From the entries that follow, gather each line holding the word "Real".
-*-*-
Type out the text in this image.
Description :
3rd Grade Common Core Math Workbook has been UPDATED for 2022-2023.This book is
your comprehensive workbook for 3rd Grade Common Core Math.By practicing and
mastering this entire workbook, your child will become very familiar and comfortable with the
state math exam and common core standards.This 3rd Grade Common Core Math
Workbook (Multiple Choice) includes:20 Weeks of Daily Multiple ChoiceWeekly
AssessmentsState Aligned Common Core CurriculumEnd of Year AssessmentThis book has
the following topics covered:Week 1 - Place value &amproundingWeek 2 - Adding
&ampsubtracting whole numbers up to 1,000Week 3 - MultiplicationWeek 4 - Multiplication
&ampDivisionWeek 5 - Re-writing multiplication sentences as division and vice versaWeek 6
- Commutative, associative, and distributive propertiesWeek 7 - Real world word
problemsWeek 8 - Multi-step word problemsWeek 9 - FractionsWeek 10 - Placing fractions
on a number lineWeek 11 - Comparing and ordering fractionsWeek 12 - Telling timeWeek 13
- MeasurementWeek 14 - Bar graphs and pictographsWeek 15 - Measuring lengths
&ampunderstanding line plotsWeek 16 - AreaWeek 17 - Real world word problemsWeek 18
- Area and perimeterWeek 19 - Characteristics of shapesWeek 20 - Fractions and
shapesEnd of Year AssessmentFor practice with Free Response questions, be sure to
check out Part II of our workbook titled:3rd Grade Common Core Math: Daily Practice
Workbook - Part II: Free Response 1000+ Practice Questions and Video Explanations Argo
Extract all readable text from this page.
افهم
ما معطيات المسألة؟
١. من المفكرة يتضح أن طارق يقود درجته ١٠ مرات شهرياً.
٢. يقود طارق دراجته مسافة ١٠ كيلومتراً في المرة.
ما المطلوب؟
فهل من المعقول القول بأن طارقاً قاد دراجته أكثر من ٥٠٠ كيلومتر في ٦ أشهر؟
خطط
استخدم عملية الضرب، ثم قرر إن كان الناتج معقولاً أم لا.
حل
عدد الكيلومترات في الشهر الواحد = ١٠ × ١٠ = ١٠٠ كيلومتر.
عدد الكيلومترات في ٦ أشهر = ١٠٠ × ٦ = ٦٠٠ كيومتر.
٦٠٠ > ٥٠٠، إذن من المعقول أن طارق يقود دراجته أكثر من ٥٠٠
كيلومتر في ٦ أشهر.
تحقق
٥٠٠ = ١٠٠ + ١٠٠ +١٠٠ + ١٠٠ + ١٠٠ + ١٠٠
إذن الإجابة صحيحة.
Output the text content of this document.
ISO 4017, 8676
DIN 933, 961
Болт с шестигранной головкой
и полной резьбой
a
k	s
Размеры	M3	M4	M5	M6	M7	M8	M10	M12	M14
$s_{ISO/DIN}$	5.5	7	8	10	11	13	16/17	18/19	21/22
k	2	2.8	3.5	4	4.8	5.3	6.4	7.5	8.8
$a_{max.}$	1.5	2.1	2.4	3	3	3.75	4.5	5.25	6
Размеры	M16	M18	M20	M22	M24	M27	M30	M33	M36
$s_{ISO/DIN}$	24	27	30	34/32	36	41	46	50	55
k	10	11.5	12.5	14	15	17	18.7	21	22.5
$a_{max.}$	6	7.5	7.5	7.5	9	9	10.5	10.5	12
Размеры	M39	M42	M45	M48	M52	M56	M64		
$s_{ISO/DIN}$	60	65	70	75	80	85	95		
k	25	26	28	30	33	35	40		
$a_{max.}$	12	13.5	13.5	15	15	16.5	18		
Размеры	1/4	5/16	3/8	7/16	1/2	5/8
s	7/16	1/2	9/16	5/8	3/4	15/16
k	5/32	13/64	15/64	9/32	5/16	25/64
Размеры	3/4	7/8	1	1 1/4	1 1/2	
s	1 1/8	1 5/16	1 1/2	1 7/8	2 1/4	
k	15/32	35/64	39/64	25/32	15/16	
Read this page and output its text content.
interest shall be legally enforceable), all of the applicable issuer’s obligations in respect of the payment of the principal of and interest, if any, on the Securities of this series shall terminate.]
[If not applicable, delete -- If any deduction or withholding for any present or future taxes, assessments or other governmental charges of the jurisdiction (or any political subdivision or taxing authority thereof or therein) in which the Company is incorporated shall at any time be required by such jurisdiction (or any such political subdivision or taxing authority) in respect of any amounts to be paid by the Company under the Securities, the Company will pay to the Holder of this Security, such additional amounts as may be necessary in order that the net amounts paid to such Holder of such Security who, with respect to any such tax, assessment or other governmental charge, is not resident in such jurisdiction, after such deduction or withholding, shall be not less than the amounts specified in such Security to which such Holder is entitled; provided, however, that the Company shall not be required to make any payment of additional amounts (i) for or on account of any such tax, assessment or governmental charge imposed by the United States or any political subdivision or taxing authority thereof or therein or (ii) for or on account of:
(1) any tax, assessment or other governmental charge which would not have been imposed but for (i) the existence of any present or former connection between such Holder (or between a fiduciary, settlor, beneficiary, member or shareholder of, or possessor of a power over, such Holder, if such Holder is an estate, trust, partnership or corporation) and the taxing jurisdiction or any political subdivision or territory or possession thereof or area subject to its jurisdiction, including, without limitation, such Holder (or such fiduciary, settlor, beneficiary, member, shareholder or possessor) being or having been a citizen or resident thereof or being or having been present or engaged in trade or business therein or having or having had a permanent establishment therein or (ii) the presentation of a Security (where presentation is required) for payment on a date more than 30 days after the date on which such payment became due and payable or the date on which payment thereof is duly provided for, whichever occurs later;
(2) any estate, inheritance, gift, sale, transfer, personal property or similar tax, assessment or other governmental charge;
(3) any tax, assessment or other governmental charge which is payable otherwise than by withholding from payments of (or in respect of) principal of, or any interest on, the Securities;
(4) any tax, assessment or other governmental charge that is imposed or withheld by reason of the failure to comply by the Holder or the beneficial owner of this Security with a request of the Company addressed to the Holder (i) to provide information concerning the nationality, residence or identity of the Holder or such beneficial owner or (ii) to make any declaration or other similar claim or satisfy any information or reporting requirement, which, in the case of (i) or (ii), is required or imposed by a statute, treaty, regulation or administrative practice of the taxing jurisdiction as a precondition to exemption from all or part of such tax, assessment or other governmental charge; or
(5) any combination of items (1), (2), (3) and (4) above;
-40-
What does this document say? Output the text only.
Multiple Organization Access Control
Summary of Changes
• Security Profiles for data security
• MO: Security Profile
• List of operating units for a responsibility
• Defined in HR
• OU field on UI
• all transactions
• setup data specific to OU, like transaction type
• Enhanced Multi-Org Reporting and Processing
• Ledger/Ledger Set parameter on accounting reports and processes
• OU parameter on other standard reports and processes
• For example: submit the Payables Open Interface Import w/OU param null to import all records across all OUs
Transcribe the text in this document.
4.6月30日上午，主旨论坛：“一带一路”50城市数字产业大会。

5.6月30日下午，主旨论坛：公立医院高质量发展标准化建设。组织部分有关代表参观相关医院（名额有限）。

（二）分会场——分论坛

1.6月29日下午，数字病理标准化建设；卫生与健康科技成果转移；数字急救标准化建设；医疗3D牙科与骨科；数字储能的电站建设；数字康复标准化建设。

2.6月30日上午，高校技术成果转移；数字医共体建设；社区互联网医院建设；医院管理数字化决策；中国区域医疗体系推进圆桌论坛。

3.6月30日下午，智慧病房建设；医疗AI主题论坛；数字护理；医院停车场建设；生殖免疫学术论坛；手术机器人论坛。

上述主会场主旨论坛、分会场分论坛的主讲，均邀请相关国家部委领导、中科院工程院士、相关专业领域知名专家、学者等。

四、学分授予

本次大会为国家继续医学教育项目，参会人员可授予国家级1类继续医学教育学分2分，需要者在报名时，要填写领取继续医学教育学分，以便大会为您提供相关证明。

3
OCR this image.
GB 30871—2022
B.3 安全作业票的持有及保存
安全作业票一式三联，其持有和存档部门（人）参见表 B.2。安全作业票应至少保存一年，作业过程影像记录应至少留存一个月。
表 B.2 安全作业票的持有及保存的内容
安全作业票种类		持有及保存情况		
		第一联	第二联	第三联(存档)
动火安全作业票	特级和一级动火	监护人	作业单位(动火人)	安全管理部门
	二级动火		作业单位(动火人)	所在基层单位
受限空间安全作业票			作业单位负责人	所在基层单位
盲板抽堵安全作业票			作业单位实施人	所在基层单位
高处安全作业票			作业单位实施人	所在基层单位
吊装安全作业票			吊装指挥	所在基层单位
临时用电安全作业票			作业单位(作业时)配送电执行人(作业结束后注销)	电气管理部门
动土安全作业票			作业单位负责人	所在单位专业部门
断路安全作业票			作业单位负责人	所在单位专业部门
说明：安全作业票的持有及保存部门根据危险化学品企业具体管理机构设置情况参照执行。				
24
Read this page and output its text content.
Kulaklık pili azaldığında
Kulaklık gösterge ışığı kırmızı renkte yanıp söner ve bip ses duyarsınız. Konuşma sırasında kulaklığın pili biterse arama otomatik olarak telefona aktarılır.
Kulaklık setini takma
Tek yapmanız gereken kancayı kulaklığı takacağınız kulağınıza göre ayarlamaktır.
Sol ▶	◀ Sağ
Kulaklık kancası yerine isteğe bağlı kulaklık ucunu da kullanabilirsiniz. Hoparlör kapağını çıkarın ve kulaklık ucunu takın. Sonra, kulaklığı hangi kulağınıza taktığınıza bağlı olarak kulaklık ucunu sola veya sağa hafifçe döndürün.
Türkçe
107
-*-*-
Problem solution:
- Commutative, associative, and distributive propertiesWeek 7 - Real world word
&ampunderstanding line plotsWeek 16 - AreaWeek 17 - Real world word problemsWeek 18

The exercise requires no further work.